[Rows from a dataset]

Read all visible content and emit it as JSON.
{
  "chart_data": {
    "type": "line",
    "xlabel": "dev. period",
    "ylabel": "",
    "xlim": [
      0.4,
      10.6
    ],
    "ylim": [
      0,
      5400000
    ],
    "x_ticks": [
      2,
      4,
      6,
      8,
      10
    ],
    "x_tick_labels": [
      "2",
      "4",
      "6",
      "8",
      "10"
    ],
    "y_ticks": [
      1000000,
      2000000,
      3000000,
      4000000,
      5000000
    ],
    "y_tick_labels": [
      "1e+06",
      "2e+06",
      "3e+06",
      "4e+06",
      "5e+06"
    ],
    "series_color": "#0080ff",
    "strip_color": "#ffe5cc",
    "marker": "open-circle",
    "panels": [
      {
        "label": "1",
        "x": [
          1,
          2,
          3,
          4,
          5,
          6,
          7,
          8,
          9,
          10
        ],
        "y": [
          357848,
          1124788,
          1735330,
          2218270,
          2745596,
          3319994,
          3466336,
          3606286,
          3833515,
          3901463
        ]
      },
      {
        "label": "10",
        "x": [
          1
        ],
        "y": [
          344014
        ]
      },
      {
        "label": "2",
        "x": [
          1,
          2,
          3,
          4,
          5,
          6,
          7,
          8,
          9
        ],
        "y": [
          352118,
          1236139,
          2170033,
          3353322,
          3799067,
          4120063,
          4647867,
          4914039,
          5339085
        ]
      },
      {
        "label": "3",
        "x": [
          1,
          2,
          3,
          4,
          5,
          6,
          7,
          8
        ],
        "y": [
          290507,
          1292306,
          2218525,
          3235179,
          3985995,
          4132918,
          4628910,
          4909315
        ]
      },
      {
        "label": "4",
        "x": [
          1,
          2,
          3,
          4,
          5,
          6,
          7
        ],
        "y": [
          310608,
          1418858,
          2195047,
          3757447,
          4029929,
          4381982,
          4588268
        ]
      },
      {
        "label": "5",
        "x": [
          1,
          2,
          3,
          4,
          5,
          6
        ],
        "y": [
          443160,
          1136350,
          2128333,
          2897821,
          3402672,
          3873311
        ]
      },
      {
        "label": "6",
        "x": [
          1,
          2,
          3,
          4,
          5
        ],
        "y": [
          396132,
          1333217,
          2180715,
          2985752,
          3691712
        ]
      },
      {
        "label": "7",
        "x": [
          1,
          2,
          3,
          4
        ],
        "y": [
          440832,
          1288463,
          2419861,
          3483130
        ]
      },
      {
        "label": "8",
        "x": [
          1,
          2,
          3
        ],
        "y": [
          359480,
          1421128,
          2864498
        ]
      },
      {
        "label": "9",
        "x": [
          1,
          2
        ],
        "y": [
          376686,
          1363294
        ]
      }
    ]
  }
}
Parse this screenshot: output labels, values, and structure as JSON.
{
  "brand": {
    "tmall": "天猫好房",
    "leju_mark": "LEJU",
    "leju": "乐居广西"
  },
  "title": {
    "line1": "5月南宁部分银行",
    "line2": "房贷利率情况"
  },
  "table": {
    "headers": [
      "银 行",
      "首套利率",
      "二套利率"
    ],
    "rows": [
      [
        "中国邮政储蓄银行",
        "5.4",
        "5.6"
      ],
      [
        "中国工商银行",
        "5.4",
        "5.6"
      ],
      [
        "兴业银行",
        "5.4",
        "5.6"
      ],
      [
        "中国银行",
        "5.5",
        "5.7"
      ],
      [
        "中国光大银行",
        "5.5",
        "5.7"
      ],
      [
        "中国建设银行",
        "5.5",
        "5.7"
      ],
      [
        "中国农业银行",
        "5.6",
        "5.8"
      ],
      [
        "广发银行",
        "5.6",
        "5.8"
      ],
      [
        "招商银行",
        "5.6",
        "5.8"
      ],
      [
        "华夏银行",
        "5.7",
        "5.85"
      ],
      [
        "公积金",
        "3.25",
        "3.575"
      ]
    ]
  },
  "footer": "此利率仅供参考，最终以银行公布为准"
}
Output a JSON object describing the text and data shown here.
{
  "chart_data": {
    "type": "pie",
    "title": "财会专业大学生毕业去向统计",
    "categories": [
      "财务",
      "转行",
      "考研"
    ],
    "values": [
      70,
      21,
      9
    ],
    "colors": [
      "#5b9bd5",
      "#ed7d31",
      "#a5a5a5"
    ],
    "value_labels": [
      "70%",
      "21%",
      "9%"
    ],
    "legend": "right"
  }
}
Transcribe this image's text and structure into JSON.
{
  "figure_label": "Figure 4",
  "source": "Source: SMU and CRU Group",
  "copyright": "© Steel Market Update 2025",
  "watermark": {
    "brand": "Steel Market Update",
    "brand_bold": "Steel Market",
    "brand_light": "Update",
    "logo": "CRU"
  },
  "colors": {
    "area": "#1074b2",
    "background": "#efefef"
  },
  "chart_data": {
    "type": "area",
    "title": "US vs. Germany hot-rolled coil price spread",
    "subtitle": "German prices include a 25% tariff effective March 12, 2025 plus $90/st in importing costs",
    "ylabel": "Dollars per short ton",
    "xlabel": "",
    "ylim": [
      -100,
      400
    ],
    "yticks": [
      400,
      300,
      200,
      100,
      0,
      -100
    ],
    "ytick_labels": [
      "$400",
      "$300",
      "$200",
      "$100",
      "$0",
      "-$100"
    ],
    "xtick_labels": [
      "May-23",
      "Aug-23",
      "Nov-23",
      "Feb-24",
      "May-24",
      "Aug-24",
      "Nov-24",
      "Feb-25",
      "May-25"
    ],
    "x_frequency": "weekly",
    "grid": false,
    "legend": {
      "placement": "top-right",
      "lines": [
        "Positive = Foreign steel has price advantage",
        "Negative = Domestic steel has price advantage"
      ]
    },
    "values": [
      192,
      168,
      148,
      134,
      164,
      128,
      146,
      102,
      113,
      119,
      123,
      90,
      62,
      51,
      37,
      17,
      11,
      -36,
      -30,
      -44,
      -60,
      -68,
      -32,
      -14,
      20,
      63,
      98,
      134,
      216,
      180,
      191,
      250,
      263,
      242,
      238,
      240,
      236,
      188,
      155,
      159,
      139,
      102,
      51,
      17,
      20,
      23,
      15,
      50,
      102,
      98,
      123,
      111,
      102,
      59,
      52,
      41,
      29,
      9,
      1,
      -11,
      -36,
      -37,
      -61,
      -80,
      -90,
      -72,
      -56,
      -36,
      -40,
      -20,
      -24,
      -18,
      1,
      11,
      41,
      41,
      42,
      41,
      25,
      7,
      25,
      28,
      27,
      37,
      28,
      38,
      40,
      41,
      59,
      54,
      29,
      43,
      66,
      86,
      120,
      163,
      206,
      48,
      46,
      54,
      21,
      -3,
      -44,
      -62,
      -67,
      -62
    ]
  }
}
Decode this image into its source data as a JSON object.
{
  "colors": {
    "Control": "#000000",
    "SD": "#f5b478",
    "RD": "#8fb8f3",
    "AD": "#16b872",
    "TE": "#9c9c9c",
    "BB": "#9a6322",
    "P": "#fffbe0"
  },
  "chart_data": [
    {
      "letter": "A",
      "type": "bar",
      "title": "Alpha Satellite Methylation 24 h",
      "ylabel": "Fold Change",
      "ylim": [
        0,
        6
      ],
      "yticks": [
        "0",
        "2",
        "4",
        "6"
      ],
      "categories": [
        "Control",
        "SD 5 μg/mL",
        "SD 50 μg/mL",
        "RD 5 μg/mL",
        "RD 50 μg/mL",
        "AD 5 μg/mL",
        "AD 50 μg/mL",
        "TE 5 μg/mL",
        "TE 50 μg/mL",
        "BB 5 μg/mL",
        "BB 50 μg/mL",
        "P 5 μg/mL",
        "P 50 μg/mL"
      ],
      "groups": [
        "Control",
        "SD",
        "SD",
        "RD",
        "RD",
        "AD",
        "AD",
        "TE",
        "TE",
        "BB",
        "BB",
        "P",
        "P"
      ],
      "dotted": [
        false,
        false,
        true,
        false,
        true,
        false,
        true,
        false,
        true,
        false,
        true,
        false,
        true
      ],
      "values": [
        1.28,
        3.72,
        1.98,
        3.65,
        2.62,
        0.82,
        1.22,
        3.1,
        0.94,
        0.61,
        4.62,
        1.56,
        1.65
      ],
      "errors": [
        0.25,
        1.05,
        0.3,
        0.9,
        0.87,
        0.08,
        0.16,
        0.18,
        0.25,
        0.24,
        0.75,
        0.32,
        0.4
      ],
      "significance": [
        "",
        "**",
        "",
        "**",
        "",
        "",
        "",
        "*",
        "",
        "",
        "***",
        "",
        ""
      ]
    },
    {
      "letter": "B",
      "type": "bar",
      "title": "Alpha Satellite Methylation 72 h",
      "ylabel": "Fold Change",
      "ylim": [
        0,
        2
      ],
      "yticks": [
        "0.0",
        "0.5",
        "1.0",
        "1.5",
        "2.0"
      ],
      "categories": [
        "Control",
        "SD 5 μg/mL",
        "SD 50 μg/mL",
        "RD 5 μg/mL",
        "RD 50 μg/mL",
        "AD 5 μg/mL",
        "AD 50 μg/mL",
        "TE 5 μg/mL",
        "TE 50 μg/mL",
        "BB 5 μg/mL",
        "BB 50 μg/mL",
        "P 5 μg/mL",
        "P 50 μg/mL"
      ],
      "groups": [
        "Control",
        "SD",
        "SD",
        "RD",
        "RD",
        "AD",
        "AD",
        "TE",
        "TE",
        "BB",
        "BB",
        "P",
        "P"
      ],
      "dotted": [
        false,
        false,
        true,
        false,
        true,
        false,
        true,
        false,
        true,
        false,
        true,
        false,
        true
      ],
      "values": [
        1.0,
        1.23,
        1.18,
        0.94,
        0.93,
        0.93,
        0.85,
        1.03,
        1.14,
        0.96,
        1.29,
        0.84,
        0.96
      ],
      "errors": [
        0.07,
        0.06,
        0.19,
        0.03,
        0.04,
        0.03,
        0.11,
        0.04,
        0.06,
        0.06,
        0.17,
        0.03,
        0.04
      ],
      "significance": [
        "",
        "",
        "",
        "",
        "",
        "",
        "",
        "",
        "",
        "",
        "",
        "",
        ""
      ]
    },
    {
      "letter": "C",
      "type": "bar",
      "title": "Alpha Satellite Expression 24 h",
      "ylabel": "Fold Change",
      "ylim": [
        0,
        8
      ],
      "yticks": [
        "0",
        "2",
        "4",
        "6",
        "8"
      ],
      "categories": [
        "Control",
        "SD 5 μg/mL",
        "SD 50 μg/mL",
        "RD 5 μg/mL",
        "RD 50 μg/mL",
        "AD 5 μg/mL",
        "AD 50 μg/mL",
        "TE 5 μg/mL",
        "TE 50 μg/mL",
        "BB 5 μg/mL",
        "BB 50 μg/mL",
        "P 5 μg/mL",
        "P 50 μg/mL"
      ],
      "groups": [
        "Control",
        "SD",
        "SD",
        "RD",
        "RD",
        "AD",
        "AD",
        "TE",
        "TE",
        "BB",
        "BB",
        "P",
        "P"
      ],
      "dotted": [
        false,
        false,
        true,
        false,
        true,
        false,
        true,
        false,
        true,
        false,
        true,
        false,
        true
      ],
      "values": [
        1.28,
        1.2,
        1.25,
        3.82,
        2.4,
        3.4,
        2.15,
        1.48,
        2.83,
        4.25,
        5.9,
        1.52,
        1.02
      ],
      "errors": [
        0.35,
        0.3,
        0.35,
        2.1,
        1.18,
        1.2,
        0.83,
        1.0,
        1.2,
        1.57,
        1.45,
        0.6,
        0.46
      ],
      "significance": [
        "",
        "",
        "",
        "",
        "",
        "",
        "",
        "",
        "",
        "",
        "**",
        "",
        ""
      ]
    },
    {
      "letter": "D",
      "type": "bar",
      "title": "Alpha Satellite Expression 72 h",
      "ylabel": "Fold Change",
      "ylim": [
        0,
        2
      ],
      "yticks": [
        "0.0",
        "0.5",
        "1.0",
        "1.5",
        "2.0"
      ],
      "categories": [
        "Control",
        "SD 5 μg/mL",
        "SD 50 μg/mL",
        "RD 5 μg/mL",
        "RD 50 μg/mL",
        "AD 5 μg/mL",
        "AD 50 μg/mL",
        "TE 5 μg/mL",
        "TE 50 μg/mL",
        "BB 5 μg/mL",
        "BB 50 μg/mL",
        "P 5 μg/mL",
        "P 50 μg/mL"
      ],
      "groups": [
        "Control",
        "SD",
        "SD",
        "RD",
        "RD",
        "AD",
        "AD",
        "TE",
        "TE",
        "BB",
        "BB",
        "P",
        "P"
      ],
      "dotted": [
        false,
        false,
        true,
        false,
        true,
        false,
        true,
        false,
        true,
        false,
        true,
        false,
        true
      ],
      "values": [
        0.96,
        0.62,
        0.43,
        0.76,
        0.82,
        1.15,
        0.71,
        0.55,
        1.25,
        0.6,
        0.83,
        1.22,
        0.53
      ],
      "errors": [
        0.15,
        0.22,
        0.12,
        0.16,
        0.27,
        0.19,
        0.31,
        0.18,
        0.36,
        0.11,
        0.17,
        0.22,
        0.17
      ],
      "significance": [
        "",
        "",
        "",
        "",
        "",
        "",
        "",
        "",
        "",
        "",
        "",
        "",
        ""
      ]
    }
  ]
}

Exercise: Write out every line of the entries that holds the word "source".

The completed task:
  "source": "Source: SMU and CRU Group",
Decode this image into its source data as a JSON object.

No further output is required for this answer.